COMPLETE THE FOLLOWING:
- 1) Translate this sentence from the article on college students and the 2020 election into Spanish: "The average college student leaves school with around $30,000 in student debt."
- 2) From the article on college students and the 2020 election, copy out the stretch from "Graph taken from" through "in student debt.".

SOURCE DOCUMENT:
──────────────────────────────

Economy and politics. Should we care? 2020 may be the golden goose of all elections

By Victoria Zambello 

Executive Editor

A survey of 4,000 full-time college students by the Knight Foundation and College Pulsed revealed that 71 percent are “absolutely certain” they will vote in the 2020 election. College-students, many of whom are voting for the first-time, may wonder why many political conversations consistently circle back to the economy. 

Ray Kubiak, a portfolio manager (CFA) explains that this election is a strange political era: “There’s a lot of rhetoric, name-calling, and a lot of stuff that’s going on that really doesn’t explain policy, but reflects personality and character,” he said. “As college students, when you are thinking about voting, think about our value system: what do we value more? Which candidate is more in line with our values.” 

With this uncertainty and lack of policy, Marc Law, professor of economics at the University of Vermont says the symbolic concept of a leader is important. “There is a great suspicion that Trump doesn’t represent the values of a lot of people. While economics is there and we are in the midst of a recession, there are a lot of other issues that might dominate most people’s minds,” he said. 

Students may vote for a number of reasons, from the pandemic to social justice issues. “I just sent in my ballot last week. For me, my determination for voting was dependent on other issues that I am passionate about. For example civil rights issues and whether or not the candidate believes in the science right now of both climate change and with the virus,” said biology major, Ashley McCormick ’21. 

“If students are looking at the economy and wanting to base their vote in part on what is going to help the economy, you have to take a step back to say what can my vote do to address the pandemic.” -Patrick Walsh , professor of economics 

Graph taken from Forbes

Why Should You Care? 

Roughly one-sixth of the U.S population has a student loan with a cumulative $1.5 trillion in Federal student loan debt in addition to the $119 billion in student loans from private sources, according to the Center for American Progress. The average college student leaves school with around $30,000 in student debt. 

“When it comes to student loans, I have not heard much from either party at least from the news I watched. I wish it was broadcasted more and it was more of an issue that was talked about,” said McCormick. 

With the current state of the economy in recession, Devon Carroll, senior accountant (CPA) at a private equity firm says it will be more difficult for college-students to receive student loans in the future.“The banks won’t want to lend as much money to people. If they think there is a potential of you losing your job. They are afraid you won’t be able to pay them back and will be less likely to give you a loan,” she said.

──────────────────────────────

INPUT DATA:
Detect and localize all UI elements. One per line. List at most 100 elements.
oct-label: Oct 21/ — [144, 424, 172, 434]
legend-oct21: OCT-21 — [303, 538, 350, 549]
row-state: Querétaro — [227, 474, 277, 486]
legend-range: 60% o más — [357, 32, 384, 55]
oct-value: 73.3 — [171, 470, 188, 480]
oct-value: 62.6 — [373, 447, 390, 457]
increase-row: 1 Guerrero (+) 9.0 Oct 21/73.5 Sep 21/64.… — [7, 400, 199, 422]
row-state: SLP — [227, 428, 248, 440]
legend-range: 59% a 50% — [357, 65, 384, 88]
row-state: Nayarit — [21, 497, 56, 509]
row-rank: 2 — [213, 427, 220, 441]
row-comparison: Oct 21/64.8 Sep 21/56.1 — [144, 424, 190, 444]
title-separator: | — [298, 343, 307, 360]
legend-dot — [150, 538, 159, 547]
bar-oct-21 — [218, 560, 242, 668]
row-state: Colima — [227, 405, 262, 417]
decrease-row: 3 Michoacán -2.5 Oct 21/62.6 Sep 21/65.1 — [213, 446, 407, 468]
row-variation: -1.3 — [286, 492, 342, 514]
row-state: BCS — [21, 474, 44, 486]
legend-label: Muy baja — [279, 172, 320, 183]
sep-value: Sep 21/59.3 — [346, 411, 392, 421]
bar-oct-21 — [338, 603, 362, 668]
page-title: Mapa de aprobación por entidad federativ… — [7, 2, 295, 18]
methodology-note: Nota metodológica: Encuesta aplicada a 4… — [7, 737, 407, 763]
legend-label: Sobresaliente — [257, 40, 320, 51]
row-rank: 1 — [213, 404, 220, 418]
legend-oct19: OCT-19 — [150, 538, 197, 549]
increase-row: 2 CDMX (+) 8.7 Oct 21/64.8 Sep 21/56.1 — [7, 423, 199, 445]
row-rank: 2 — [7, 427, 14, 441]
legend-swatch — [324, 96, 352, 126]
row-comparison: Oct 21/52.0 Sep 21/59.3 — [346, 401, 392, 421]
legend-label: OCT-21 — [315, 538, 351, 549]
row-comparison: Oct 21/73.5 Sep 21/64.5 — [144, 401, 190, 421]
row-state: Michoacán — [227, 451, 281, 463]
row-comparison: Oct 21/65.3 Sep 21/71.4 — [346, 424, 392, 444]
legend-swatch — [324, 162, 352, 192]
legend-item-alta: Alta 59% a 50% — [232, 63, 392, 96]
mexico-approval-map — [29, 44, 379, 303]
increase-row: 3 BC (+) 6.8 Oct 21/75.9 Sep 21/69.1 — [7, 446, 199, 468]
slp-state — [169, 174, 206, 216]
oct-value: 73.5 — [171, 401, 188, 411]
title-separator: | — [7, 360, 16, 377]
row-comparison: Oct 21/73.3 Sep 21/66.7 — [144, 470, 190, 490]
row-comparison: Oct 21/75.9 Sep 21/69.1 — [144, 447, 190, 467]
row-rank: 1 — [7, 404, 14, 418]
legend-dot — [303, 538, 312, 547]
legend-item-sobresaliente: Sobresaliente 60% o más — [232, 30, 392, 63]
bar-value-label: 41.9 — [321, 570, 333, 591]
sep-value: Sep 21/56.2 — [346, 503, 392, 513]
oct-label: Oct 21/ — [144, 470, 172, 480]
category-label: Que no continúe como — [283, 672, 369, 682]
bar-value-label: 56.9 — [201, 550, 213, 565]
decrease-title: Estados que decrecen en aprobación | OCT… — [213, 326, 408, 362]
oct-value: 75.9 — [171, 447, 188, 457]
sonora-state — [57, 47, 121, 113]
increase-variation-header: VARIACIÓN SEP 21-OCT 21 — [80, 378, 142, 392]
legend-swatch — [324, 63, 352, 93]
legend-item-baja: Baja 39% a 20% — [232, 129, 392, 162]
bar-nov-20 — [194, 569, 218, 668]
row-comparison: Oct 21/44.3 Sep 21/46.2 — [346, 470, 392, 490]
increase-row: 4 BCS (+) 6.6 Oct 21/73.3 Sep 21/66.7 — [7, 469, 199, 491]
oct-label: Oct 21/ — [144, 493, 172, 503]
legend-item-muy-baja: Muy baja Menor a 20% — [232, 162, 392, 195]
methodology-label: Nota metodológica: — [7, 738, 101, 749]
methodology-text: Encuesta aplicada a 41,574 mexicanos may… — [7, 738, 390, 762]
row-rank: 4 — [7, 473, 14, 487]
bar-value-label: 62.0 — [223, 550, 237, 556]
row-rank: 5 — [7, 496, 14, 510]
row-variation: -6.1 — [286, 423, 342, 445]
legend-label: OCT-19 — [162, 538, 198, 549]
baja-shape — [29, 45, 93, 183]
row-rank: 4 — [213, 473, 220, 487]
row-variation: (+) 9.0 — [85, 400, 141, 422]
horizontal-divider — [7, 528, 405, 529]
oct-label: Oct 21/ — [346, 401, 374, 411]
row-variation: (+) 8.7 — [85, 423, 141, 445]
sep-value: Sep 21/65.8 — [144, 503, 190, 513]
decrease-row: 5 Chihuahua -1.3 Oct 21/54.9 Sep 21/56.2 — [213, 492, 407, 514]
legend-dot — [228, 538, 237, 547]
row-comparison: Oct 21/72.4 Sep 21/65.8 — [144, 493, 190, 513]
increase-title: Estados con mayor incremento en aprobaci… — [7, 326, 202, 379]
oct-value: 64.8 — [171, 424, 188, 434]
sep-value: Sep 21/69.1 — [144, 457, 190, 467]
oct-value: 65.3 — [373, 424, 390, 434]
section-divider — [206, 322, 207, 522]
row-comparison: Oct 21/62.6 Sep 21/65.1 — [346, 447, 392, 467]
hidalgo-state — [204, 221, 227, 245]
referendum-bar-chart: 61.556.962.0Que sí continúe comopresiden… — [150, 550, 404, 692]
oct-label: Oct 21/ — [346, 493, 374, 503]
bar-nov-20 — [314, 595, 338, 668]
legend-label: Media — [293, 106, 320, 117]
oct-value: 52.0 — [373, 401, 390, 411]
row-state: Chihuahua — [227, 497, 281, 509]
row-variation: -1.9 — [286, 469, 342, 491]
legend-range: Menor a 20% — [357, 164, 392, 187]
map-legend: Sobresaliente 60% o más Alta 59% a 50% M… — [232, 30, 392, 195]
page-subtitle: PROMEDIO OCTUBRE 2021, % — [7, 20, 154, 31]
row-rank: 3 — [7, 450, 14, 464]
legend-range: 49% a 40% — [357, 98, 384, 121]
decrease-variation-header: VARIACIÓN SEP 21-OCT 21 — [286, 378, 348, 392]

──────────────────────────────

RESULTS FOR EACH TASK:
- 1) El estudiante universitario promedio termina sus estudios con unos 30.000 dólares de deuda estudiantil.

- 2)
Graph taken from Forbes

Why Should You Care? 

Roughly one-sixth of the U.S population has a student loan with a cumulative $1.5 trillion in Federal student loan debt in addition to the $119 billion in student loans from private sources, according to the Center for American Progress. The average college student leaves school with around $30,000 in student debt.